* _ENTRIES SUPPLIED_:
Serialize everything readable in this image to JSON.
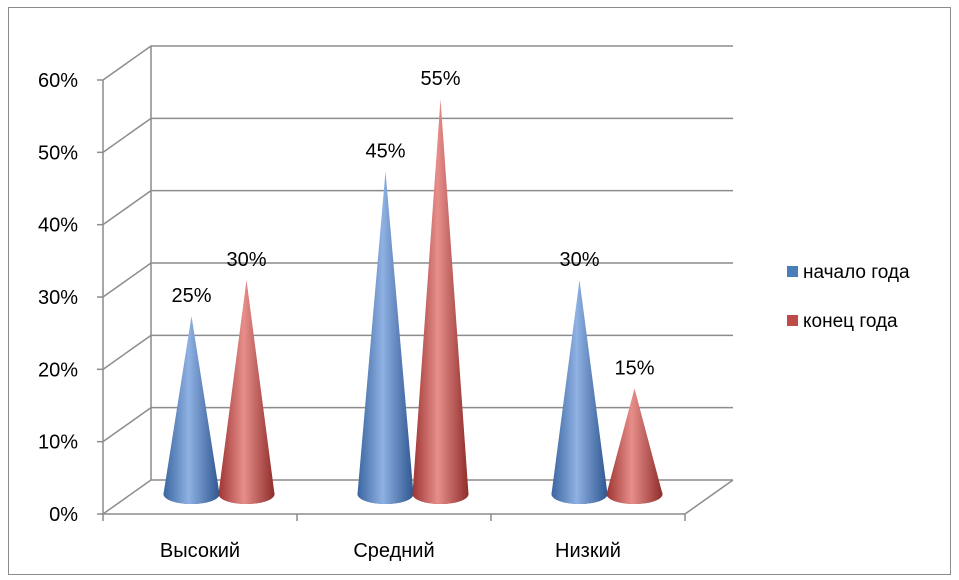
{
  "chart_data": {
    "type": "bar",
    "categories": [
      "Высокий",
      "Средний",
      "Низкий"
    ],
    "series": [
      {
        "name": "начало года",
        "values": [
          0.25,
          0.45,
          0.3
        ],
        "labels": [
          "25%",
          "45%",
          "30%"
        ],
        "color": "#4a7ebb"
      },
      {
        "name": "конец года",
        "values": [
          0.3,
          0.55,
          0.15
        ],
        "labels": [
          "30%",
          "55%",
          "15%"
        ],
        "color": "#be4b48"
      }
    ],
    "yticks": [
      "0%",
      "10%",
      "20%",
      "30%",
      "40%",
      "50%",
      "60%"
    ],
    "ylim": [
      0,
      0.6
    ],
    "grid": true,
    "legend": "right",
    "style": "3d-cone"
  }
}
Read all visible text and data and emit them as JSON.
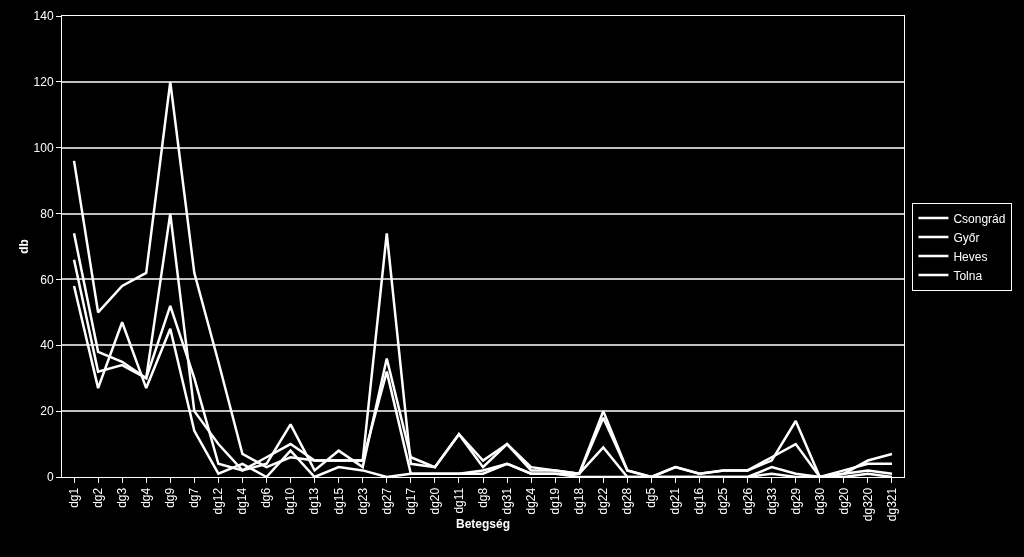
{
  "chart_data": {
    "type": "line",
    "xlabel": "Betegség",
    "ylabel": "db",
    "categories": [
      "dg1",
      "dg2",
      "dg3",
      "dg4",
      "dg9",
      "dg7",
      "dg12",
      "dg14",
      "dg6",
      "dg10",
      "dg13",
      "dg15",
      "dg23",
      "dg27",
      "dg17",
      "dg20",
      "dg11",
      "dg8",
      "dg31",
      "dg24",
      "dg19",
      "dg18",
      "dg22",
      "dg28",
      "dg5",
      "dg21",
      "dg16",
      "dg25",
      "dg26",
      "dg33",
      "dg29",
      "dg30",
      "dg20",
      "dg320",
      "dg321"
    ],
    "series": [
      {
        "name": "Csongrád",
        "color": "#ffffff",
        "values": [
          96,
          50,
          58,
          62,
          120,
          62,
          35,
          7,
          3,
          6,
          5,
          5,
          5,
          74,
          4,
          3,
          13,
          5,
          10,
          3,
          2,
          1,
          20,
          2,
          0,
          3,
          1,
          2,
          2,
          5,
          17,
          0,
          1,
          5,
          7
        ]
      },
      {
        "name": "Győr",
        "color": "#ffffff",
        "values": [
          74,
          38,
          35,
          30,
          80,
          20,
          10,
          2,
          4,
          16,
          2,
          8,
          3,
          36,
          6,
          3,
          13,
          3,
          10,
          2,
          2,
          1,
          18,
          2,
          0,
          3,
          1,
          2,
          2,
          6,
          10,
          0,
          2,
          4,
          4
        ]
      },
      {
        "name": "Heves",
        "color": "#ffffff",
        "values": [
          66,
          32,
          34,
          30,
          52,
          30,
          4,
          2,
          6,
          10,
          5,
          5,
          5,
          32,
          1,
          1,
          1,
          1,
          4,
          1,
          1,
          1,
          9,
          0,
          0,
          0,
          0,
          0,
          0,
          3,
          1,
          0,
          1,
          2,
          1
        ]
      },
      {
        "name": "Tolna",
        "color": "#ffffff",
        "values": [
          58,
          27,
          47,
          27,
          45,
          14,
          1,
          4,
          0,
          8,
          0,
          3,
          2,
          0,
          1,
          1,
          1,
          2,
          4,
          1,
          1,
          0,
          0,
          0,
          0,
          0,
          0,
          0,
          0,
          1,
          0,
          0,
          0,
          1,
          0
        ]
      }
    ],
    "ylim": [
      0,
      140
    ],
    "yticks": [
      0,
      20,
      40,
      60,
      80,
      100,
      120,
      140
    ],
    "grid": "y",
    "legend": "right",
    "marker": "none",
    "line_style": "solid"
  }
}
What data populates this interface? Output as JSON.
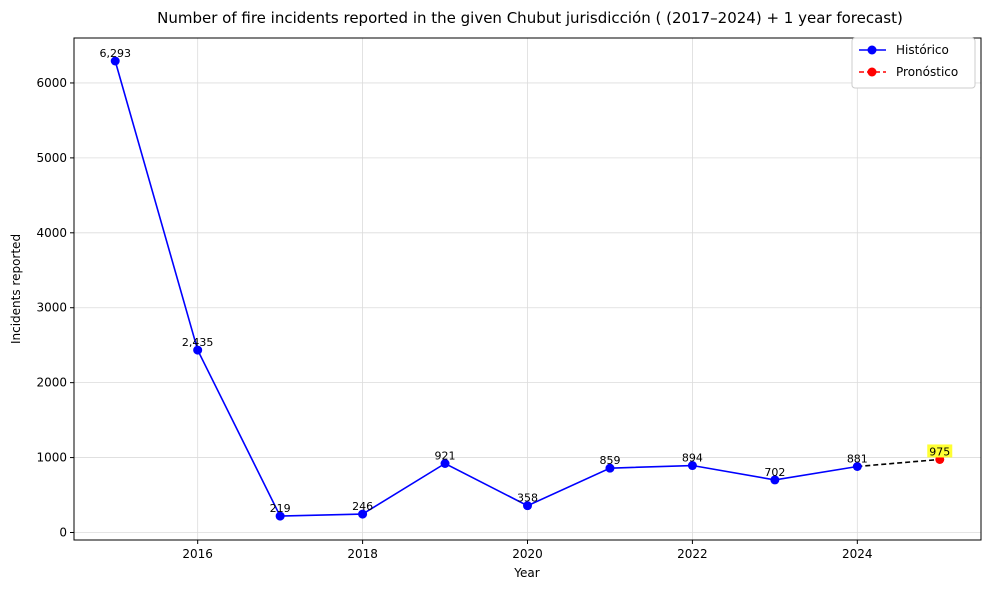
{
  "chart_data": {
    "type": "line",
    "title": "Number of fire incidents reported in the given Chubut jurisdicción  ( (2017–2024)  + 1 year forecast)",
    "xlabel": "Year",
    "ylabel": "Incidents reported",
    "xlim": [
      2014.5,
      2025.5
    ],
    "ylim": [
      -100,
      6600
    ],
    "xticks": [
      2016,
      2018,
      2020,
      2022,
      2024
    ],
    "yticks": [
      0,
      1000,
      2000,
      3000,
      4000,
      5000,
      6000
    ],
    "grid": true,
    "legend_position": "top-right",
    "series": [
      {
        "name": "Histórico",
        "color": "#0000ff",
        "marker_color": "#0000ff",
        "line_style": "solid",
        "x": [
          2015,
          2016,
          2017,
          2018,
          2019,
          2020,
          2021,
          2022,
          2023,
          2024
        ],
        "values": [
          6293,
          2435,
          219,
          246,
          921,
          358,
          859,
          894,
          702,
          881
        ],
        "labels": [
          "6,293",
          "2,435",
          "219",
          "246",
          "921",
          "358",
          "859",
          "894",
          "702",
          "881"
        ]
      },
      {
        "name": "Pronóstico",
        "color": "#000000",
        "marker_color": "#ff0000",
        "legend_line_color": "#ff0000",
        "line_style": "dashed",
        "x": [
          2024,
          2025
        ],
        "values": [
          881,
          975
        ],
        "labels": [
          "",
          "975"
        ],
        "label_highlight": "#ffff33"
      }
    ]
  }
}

---

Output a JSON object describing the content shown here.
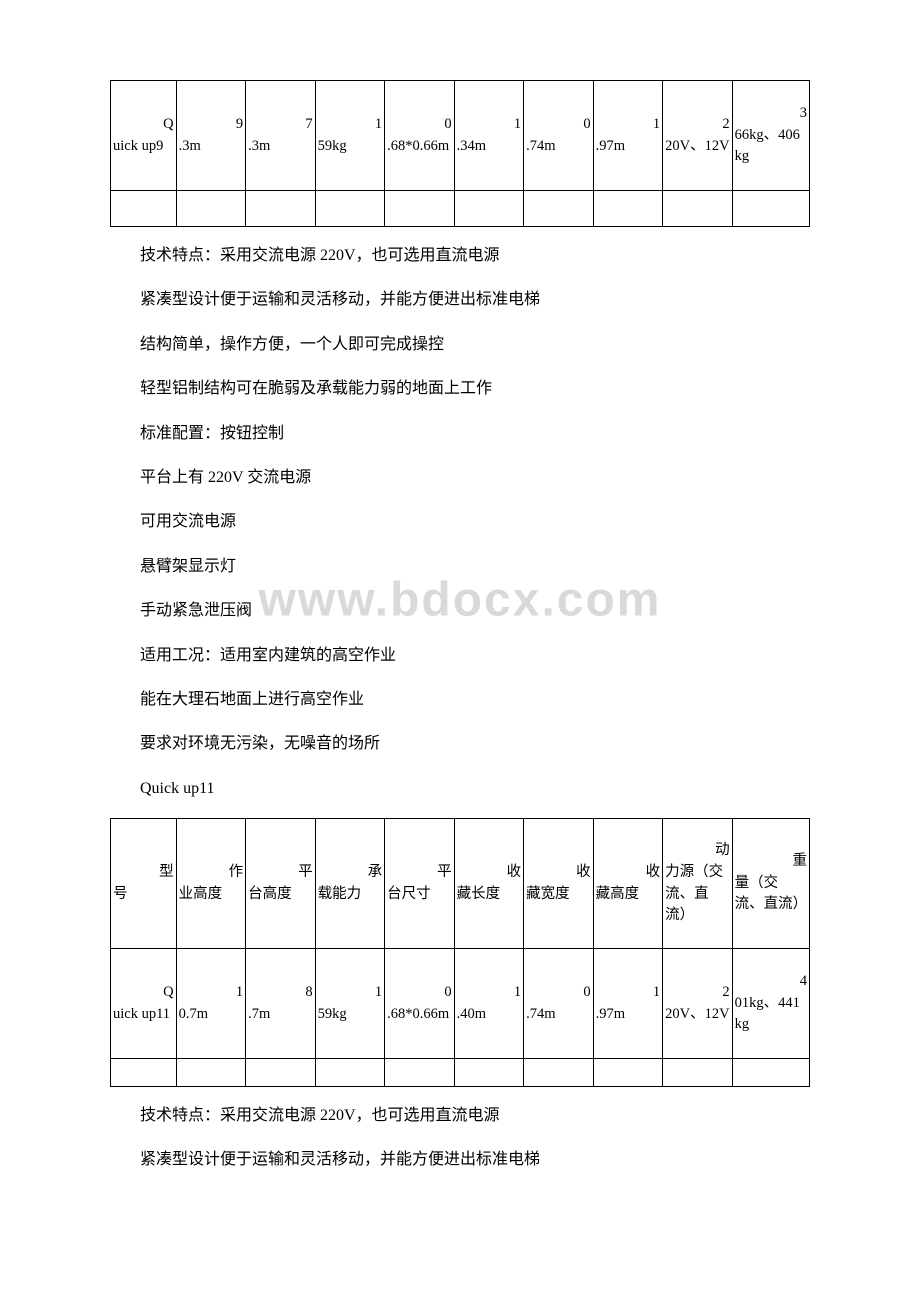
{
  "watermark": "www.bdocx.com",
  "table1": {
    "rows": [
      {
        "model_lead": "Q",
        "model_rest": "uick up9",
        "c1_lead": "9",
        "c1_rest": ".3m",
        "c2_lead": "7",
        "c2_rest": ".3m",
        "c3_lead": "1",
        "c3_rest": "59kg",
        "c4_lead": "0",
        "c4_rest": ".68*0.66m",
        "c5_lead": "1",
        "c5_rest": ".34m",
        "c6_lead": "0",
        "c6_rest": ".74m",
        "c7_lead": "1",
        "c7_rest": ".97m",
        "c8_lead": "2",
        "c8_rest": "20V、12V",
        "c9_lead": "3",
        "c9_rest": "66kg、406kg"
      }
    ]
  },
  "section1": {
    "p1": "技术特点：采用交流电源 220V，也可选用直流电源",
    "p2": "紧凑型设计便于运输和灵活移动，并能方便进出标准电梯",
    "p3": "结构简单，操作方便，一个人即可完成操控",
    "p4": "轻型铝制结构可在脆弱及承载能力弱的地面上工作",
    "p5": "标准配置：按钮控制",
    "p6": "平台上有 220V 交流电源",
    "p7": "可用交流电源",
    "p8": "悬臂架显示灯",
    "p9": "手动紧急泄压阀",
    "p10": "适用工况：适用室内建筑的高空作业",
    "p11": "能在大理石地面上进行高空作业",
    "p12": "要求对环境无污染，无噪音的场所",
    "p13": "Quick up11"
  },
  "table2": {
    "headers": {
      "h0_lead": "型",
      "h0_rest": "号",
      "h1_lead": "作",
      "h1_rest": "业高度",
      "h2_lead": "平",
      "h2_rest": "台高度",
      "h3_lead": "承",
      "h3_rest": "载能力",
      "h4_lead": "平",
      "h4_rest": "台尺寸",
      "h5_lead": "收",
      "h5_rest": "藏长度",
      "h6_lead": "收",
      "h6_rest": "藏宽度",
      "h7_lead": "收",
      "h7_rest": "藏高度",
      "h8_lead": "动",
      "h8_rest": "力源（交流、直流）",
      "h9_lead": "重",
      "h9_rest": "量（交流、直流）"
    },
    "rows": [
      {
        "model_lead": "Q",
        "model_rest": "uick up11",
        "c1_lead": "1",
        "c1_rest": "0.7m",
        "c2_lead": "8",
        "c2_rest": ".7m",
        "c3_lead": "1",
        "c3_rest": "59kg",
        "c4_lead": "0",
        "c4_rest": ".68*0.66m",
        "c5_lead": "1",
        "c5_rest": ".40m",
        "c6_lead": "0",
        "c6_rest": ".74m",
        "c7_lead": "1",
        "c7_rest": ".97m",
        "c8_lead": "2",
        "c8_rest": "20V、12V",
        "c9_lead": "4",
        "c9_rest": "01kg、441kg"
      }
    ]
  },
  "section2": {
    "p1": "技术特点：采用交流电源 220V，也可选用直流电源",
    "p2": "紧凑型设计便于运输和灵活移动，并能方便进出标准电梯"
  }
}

* _EXERCISE OBJECTIVE_:
Return each line in the records that holds the string "reported".

* _EXERCISE RESULT_:
    "title": "Number of fire incidents reported in the given Chubut jurisdicción  ( (2017–2024)  + 1 year forecast)",
    "ylabel": "Incidents reported",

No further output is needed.